## Start DATA
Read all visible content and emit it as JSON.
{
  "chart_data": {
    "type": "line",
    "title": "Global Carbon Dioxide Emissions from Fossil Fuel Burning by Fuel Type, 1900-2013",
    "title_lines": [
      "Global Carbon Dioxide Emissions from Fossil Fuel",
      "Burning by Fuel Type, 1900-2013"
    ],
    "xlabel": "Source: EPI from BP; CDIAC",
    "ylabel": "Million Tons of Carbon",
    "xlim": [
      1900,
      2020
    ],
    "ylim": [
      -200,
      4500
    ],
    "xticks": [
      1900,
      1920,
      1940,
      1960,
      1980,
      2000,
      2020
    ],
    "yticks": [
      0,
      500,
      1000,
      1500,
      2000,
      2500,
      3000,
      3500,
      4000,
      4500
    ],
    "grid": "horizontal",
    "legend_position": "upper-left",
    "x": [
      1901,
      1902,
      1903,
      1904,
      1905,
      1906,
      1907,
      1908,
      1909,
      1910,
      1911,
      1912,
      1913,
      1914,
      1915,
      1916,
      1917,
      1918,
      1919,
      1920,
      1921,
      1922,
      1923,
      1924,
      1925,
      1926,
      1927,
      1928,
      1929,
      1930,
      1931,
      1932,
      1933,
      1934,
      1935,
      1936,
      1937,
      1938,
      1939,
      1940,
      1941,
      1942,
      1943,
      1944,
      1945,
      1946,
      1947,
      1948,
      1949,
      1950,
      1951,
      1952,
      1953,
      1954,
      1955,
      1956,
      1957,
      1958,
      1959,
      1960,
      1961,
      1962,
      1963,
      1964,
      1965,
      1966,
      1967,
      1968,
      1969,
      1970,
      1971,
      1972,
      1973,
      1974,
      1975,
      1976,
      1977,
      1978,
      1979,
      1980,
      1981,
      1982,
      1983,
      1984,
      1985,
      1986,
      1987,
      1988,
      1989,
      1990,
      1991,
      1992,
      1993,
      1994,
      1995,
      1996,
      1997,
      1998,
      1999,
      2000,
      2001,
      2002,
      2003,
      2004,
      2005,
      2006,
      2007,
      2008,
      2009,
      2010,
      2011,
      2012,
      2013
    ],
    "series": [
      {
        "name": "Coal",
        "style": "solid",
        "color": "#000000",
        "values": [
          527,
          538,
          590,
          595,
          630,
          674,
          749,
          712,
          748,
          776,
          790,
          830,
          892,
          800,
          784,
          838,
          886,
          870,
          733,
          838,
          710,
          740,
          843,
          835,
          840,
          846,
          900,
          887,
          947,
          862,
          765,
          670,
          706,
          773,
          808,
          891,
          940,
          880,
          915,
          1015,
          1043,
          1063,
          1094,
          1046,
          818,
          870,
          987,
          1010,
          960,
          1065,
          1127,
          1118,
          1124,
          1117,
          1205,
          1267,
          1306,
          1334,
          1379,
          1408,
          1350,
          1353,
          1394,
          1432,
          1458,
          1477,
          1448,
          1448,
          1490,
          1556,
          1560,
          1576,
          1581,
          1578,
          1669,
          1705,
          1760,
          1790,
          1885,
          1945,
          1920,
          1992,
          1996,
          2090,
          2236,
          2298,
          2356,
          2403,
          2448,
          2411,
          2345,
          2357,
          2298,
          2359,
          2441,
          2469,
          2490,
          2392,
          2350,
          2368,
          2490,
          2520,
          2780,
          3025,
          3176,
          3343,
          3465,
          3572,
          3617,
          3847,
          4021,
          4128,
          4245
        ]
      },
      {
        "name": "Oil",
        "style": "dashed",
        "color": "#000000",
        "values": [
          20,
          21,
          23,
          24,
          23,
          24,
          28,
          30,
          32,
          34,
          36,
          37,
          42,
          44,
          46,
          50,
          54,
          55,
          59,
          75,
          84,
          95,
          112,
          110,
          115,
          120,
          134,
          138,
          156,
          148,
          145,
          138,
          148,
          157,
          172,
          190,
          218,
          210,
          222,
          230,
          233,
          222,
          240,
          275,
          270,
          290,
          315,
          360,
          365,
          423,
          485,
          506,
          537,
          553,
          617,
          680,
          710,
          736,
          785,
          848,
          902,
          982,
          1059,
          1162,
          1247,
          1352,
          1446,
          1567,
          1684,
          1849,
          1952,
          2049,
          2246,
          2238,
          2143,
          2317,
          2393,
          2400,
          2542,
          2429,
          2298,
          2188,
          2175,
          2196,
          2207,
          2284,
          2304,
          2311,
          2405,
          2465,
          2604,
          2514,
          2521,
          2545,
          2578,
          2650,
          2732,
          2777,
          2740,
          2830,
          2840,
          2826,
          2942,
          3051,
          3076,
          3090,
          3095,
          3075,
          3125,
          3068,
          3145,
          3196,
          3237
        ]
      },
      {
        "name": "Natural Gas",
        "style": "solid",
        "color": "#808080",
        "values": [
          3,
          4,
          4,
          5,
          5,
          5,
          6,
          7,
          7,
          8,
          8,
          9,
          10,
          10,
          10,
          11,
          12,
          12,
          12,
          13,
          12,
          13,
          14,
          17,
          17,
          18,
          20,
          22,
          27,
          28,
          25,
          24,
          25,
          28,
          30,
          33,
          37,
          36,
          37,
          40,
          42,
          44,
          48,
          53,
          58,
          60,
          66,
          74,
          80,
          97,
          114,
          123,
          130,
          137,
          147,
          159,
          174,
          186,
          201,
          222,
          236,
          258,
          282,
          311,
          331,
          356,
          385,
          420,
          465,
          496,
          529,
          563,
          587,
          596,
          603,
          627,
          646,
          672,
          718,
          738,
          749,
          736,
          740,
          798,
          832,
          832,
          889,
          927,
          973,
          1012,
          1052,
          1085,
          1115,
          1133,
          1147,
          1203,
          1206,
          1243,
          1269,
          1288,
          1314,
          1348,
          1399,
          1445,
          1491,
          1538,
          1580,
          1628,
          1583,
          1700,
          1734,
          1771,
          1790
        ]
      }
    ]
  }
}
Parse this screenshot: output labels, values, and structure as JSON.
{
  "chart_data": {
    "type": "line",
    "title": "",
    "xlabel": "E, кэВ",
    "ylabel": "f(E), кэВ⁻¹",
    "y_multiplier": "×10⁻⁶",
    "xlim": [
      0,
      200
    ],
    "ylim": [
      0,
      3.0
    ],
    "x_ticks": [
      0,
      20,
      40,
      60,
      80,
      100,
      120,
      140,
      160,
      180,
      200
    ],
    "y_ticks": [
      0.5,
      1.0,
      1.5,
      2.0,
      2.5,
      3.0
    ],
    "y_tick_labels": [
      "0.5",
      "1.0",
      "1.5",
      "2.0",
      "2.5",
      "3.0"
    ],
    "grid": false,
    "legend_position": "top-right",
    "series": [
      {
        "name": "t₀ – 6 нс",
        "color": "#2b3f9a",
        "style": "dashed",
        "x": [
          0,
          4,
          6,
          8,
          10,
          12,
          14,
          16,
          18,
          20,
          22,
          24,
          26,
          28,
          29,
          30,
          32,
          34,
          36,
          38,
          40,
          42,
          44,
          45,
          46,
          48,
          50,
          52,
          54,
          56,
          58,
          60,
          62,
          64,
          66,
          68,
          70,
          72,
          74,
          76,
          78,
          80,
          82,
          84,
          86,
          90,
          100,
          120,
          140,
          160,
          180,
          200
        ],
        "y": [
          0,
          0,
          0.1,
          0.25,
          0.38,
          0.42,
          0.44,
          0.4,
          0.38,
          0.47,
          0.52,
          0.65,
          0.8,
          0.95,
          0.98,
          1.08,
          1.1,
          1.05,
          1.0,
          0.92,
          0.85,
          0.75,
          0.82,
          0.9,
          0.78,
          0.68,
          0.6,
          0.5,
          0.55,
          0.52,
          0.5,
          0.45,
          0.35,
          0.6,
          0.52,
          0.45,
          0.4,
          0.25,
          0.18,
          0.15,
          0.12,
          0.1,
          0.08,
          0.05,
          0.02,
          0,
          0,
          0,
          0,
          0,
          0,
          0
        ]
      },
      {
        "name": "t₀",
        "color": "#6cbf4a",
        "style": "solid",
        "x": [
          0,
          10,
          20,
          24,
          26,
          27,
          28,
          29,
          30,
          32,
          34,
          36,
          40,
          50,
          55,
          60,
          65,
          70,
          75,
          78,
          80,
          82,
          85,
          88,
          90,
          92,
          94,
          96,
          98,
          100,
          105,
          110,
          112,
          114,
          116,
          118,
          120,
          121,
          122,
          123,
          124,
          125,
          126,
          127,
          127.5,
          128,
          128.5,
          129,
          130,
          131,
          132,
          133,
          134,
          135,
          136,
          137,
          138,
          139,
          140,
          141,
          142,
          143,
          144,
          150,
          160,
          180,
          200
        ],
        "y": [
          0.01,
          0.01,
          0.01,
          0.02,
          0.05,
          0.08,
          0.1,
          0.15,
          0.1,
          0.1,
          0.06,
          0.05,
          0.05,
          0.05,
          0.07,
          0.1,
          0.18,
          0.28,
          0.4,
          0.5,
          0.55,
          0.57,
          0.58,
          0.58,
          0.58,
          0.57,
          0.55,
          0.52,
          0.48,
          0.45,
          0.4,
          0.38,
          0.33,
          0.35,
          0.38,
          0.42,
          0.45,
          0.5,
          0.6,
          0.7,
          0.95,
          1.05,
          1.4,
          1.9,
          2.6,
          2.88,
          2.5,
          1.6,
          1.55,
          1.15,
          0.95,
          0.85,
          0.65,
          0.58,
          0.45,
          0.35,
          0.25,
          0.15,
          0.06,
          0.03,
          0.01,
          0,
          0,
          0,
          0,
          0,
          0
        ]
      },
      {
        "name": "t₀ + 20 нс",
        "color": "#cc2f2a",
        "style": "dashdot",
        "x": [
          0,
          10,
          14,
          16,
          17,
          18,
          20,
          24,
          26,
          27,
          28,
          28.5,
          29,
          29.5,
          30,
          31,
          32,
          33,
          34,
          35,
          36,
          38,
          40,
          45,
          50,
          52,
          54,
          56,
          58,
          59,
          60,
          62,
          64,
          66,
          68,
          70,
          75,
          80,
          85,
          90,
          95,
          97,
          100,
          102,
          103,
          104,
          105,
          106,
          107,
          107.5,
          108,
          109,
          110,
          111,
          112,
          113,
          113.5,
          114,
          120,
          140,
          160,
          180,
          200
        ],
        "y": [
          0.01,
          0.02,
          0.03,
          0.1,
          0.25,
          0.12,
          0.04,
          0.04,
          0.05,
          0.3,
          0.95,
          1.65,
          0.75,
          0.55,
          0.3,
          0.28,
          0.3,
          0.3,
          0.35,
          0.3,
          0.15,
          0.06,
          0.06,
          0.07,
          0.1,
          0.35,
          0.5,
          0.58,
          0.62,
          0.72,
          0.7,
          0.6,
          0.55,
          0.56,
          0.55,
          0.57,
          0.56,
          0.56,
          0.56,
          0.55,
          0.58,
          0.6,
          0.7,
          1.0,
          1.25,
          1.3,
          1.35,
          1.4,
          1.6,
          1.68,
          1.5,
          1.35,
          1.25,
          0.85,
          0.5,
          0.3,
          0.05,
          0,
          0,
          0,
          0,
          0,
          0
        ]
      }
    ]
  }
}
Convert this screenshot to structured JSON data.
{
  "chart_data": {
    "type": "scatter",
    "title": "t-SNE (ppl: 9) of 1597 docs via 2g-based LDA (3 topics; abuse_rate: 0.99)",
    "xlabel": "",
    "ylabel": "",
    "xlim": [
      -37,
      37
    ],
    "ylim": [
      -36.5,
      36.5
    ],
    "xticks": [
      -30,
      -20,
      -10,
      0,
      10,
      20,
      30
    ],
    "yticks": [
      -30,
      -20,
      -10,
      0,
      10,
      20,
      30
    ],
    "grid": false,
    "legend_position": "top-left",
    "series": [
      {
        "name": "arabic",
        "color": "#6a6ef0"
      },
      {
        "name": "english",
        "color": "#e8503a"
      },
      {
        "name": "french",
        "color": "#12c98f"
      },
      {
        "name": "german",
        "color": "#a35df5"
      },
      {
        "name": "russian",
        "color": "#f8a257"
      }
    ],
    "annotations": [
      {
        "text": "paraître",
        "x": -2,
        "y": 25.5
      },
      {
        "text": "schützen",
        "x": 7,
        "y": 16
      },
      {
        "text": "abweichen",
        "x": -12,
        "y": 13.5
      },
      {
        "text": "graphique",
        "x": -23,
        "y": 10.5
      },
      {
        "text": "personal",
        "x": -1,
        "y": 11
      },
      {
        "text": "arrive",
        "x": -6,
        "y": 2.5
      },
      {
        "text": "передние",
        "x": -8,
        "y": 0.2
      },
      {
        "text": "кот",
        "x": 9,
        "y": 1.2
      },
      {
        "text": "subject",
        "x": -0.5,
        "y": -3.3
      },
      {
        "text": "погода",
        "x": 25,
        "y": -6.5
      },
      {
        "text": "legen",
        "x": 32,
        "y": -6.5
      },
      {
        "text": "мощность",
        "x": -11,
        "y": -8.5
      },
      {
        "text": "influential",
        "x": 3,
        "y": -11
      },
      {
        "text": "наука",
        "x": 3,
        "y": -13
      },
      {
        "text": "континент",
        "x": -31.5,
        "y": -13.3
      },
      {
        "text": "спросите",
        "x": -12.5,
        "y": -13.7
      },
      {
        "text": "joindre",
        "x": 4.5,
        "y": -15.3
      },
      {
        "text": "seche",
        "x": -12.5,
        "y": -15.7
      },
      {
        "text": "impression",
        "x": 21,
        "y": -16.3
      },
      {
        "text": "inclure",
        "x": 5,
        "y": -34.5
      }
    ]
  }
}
## End DATA
• [REQUIRED WORK]: Which lines above hold the word "left"? Copy each of them.

• [TASK ANSWER]:
    "legend_position": "upper-left",
    "legend_position": "top-left",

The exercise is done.